**Stored data entries**
_ _ _ _ _
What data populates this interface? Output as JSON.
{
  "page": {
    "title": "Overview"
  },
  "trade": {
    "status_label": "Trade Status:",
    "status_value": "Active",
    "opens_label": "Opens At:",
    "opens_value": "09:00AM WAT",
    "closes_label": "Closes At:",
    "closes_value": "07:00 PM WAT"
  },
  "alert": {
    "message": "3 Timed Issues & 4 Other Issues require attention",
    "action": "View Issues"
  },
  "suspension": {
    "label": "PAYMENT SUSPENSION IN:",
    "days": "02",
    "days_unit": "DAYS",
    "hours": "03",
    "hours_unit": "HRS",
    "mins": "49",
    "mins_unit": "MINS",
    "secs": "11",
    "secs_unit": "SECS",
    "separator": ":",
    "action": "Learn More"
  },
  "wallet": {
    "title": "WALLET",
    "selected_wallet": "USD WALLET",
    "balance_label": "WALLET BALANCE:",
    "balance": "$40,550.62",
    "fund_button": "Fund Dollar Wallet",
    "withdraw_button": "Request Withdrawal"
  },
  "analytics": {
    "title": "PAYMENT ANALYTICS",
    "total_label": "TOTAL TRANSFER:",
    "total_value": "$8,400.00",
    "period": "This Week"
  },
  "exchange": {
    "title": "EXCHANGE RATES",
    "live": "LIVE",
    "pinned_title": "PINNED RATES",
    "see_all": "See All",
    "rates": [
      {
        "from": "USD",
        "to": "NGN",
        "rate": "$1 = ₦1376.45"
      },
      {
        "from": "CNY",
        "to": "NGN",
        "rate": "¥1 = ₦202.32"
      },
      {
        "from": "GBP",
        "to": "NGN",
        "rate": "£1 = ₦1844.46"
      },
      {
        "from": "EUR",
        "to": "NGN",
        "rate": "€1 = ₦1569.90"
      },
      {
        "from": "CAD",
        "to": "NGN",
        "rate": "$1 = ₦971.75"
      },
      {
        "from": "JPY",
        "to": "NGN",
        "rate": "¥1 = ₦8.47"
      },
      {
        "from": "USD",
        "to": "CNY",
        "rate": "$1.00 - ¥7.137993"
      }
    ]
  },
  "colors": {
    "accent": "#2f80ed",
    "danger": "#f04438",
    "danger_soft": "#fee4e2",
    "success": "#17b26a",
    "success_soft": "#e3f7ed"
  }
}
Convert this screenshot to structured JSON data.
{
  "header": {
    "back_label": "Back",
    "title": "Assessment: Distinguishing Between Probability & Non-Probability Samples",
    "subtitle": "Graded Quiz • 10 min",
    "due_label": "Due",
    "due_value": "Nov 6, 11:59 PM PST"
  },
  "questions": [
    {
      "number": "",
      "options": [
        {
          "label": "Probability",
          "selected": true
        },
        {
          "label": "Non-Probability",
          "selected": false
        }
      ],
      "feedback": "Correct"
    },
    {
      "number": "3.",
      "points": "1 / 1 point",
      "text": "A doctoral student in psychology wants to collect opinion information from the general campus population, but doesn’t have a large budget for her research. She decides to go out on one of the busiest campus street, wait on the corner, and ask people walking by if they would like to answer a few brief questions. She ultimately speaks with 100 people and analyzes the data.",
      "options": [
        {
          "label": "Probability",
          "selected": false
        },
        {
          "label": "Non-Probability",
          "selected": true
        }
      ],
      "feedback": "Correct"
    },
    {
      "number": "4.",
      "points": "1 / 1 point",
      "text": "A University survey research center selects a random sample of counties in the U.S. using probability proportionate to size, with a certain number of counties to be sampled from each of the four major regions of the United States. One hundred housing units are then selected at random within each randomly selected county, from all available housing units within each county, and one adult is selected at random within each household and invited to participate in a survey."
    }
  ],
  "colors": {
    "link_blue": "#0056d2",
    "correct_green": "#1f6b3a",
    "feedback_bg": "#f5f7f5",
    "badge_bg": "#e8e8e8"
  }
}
_ _ _ _ _
**Given task**
Exactly how many lines of the listing above contain the string "text"? Give no more than the number.

**Finished answer**
2